[Saved entries]
▼

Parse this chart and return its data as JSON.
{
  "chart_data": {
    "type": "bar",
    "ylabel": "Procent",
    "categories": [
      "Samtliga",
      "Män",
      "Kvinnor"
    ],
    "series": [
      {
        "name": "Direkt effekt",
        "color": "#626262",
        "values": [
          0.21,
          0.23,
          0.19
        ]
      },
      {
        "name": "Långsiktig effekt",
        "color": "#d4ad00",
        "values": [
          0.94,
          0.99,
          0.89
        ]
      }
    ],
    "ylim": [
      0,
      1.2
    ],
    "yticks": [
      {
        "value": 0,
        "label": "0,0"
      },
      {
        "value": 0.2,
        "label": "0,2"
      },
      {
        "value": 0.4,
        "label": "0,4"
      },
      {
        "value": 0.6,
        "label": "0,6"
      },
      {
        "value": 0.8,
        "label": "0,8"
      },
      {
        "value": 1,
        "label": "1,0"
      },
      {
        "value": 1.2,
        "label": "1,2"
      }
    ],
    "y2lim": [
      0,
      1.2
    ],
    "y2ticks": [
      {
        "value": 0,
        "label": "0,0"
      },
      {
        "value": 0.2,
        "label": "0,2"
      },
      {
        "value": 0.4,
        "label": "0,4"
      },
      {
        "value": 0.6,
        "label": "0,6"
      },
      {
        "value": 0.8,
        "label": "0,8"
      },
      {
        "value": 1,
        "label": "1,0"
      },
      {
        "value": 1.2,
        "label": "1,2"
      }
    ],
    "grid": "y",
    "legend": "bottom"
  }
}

▲

> _WHAT IS EXPECTED_:
Your task is to pick out every line with the string "name" and copy it.

> _RESULT_:
        "name": "Direkt effekt",
        "name": "Långsiktig effekt",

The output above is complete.